» Supplied records
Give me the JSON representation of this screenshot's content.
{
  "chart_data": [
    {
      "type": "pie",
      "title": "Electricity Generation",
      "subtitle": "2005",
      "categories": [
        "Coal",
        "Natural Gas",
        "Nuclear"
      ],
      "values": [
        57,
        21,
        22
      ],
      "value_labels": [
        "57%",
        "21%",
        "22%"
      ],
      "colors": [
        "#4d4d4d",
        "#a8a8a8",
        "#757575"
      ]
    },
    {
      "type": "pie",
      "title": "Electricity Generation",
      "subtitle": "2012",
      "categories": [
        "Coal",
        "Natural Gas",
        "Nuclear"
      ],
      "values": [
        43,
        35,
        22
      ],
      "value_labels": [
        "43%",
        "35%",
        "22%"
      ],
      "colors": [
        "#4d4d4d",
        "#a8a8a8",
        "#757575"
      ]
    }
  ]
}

» Stated task
Above are some records; extract every one of them exactly.

» The completed task
Give me the JSON representation of this screenshot's content.
{
  "chart_data": [
    {
      "type": "pie",
      "title": "Electricity Generation",
      "subtitle": "2005",
      "categories": [
        "Coal",
        "Natural Gas",
        "Nuclear"
      ],
      "values": [
        57,
        21,
        22
      ],
      "value_labels": [
        "57%",
        "21%",
        "22%"
      ],
      "colors": [
        "#4d4d4d",
        "#a8a8a8",
        "#757575"
      ]
    },
    {
      "type": "pie",
      "title": "Electricity Generation",
      "subtitle": "2012",
      "categories": [
        "Coal",
        "Natural Gas",
        "Nuclear"
      ],
      "values": [
        43,
        35,
        22
      ],
      "value_labels": [
        "43%",
        "35%",
        "22%"
      ],
      "colors": [
        "#4d4d4d",
        "#a8a8a8",
        "#757575"
      ]
    }
  ]
}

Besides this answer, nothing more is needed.